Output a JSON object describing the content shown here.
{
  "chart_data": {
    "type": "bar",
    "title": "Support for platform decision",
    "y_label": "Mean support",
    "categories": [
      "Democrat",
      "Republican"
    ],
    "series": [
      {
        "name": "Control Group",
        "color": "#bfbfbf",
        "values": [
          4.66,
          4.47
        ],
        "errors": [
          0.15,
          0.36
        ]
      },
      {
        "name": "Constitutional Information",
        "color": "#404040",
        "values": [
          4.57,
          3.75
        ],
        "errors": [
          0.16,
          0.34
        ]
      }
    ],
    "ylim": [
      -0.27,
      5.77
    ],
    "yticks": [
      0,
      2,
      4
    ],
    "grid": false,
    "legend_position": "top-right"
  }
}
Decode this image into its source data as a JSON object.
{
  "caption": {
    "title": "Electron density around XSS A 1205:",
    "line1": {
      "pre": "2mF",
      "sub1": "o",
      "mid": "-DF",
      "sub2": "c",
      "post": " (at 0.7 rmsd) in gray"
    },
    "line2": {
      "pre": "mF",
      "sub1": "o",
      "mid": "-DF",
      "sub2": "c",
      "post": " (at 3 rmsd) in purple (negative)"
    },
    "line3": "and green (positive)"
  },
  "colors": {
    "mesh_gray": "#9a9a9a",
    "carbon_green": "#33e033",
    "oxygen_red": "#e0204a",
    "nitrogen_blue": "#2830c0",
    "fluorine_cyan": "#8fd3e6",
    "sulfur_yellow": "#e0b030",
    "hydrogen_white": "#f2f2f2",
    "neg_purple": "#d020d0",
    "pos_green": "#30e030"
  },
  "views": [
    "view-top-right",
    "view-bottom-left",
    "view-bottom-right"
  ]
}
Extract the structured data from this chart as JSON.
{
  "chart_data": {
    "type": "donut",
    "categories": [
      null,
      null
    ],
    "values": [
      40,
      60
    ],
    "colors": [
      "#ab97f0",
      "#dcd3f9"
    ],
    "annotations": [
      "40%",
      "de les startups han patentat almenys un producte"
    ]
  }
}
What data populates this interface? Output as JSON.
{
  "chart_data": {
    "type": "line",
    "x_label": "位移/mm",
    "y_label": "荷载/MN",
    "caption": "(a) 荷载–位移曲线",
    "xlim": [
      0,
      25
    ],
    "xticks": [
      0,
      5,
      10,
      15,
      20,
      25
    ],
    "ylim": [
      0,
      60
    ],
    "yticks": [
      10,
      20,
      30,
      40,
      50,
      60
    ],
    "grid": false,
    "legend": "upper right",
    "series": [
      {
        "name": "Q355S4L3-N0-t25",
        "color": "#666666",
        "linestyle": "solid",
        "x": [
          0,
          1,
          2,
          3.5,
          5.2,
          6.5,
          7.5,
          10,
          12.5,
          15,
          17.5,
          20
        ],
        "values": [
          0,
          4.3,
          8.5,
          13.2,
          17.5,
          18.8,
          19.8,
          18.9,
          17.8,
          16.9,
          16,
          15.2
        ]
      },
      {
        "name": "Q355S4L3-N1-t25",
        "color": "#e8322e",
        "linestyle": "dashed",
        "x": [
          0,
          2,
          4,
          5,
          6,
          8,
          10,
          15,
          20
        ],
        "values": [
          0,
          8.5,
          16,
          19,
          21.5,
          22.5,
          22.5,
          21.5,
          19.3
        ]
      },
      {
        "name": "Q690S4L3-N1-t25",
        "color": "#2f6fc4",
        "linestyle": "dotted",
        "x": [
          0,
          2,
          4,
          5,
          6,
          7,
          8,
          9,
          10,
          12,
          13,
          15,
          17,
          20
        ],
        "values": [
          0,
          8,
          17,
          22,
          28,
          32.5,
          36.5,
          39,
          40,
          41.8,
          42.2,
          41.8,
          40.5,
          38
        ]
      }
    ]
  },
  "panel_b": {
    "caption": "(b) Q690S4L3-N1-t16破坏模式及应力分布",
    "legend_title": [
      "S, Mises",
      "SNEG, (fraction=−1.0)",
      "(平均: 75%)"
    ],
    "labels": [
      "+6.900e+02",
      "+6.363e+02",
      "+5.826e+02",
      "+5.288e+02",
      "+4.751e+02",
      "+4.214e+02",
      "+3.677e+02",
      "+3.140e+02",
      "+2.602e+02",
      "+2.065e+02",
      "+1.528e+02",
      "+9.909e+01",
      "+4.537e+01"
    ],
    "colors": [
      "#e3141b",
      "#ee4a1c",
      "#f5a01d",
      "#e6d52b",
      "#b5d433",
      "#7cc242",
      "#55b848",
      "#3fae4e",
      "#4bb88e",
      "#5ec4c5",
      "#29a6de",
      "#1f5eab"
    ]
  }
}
- - - -
- **What is asked**: What is needed here is an exact reproduction of all the entries.

- **Right answer**:
Output a JSON object describing the content shown here.
{
  "chart_data": {
    "type": "bar",
    "title": "Support for platform decision",
    "y_label": "Mean support",
    "categories": [
      "Democrat",
      "Republican"
    ],
    "series": [
      {
        "name": "Control Group",
        "color": "#bfbfbf",
        "values": [
          4.66,
          4.47
        ],
        "errors": [
          0.15,
          0.36
        ]
      },
      {
        "name": "Constitutional Information",
        "color": "#404040",
        "values": [
          4.57,
          3.75
        ],
        "errors": [
          0.16,
          0.34
        ]
      }
    ],
    "ylim": [
      -0.27,
      5.77
    ],
    "yticks": [
      0,
      2,
      4
    ],
    "grid": false,
    "legend_position": "top-right"
  }
}
Decode this image into its source data as a JSON object.
{
  "caption": {
    "title": "Electron density around XSS A 1205:",
    "line1": {
      "pre": "2mF",
      "sub1": "o",
      "mid": "-DF",
      "sub2": "c",
      "post": " (at 0.7 rmsd) in gray"
    },
    "line2": {
      "pre": "mF",
      "sub1": "o",
      "mid": "-DF",
      "sub2": "c",
      "post": " (at 3 rmsd) in purple (negative)"
    },
    "line3": "and green (positive)"
  },
  "colors": {
    "mesh_gray": "#9a9a9a",
    "carbon_green": "#33e033",
    "oxygen_red": "#e0204a",
    "nitrogen_blue": "#2830c0",
    "fluorine_cyan": "#8fd3e6",
    "sulfur_yellow": "#e0b030",
    "hydrogen_white": "#f2f2f2",
    "neg_purple": "#d020d0",
    "pos_green": "#30e030"
  },
  "views": [
    "view-top-right",
    "view-bottom-left",
    "view-bottom-right"
  ]
}
Extract the structured data from this chart as JSON.
{
  "chart_data": {
    "type": "donut",
    "categories": [
      null,
      null
    ],
    "values": [
      40,
      60
    ],
    "colors": [
      "#ab97f0",
      "#dcd3f9"
    ],
    "annotations": [
      "40%",
      "de les startups han patentat almenys un producte"
    ]
  }
}
What data populates this interface? Output as JSON.
{
  "chart_data": {
    "type": "line",
    "x_label": "位移/mm",
    "y_label": "荷载/MN",
    "caption": "(a) 荷载–位移曲线",
    "xlim": [
      0,
      25
    ],
    "xticks": [
      0,
      5,
      10,
      15,
      20,
      25
    ],
    "ylim": [
      0,
      60
    ],
    "yticks": [
      10,
      20,
      30,
      40,
      50,
      60
    ],
    "grid": false,
    "legend": "upper right",
    "series": [
      {
        "name": "Q355S4L3-N0-t25",
        "color": "#666666",
        "linestyle": "solid",
        "x": [
          0,
          1,
          2,
          3.5,
          5.2,
          6.5,
          7.5,
          10,
          12.5,
          15,
          17.5,
          20
        ],
        "values": [
          0,
          4.3,
          8.5,
          13.2,
          17.5,
          18.8,
          19.8,
          18.9,
          17.8,
          16.9,
          16,
          15.2
        ]
      },
      {
        "name": "Q355S4L3-N1-t25",
        "color": "#e8322e",
        "linestyle": "dashed",
        "x": [
          0,
          2,
          4,
          5,
          6,
          8,
          10,
          15,
          20
        ],
        "values": [
          0,
          8.5,
          16,
          19,
          21.5,
          22.5,
          22.5,
          21.5,
          19.3
        ]
      },
      {
        "name": "Q690S4L3-N1-t25",
        "color": "#2f6fc4",
        "linestyle": "dotted",
        "x": [
          0,
          2,
          4,
          5,
          6,
          7,
          8,
          9,
          10,
          12,
          13,
          15,
          17,
          20
        ],
        "values": [
          0,
          8,
          17,
          22,
          28,
          32.5,
          36.5,
          39,
          40,
          41.8,
          42.2,
          41.8,
          40.5,
          38
        ]
      }
    ]
  },
  "panel_b": {
    "caption": "(b) Q690S4L3-N1-t16破坏模式及应力分布",
    "legend_title": [
      "S, Mises",
      "SNEG, (fraction=−1.0)",
      "(平均: 75%)"
    ],
    "labels": [
      "+6.900e+02",
      "+6.363e+02",
      "+5.826e+02",
      "+5.288e+02",
      "+4.751e+02",
      "+4.214e+02",
      "+3.677e+02",
      "+3.140e+02",
      "+2.602e+02",
      "+2.065e+02",
      "+1.528e+02",
      "+9.909e+01",
      "+4.537e+01"
    ],
    "colors": [
      "#e3141b",
      "#ee4a1c",
      "#f5a01d",
      "#e6d52b",
      "#b5d433",
      "#7cc242",
      "#55b848",
      "#3fae4e",
      "#4bb88e",
      "#5ec4c5",
      "#29a6de",
      "#1f5eab"
    ]
  }
}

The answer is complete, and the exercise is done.